▸ **Required work**
Reproduce the complete listing without any deviation.
### Records shown
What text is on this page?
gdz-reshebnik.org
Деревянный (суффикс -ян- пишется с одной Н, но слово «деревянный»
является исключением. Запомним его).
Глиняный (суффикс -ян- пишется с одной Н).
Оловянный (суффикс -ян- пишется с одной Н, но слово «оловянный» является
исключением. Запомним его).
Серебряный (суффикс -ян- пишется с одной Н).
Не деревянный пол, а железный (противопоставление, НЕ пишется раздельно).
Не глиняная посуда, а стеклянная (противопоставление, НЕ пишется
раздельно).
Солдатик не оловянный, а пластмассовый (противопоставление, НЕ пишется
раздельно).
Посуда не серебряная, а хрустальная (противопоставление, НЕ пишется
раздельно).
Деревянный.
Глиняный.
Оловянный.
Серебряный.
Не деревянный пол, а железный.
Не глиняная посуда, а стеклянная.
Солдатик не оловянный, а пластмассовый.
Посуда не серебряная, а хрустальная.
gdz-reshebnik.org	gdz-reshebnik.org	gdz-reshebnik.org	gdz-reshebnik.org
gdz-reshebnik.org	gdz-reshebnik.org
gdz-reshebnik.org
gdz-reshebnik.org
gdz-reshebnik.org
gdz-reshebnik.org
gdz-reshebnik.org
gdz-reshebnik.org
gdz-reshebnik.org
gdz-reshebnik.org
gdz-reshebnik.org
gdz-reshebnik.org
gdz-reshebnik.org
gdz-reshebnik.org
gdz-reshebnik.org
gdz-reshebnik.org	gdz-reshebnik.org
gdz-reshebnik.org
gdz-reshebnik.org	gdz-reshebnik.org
######
▸ **Task result**
What text is on this page?
gdz-reshebnik.org
Деревянный (суффикс -ян- пишется с одной Н, но слово «деревянный»
является исключением. Запомним его).
Глиняный (суффикс -ян- пишется с одной Н).
Оловянный (суффикс -ян- пишется с одной Н, но слово «оловянный» является
исключением. Запомним его).
Серебряный (суффикс -ян- пишется с одной Н).
Не деревянный пол, а железный (противопоставление, НЕ пишется раздельно).
Не глиняная посуда, а стеклянная (противопоставление, НЕ пишется
раздельно).
Солдатик не оловянный, а пластмассовый (противопоставление, НЕ пишется
раздельно).
Посуда не серебряная, а хрустальная (противопоставление, НЕ пишется
раздельно).
Деревянный.
Глиняный.
Оловянный.
Серебряный.
Не деревянный пол, а железный.
Не глиняная посуда, а стеклянная.
Солдатик не оловянный, а пластмассовый.
Посуда не серебряная, а хрустальная.
gdz-reshebnik.org	gdz-reshebnik.org	gdz-reshebnik.org	gdz-reshebnik.org
gdz-reshebnik.org	gdz-reshebnik.org
gdz-reshebnik.org
gdz-reshebnik.org
gdz-reshebnik.org
gdz-reshebnik.org
gdz-reshebnik.org
gdz-reshebnik.org
gdz-reshebnik.org
gdz-reshebnik.org
gdz-reshebnik.org
gdz-reshebnik.org
gdz-reshebnik.org
gdz-reshebnik.org
gdz-reshebnik.org
gdz-reshebnik.org	gdz-reshebnik.org
gdz-reshebnik.org
gdz-reshebnik.org	gdz-reshebnik.org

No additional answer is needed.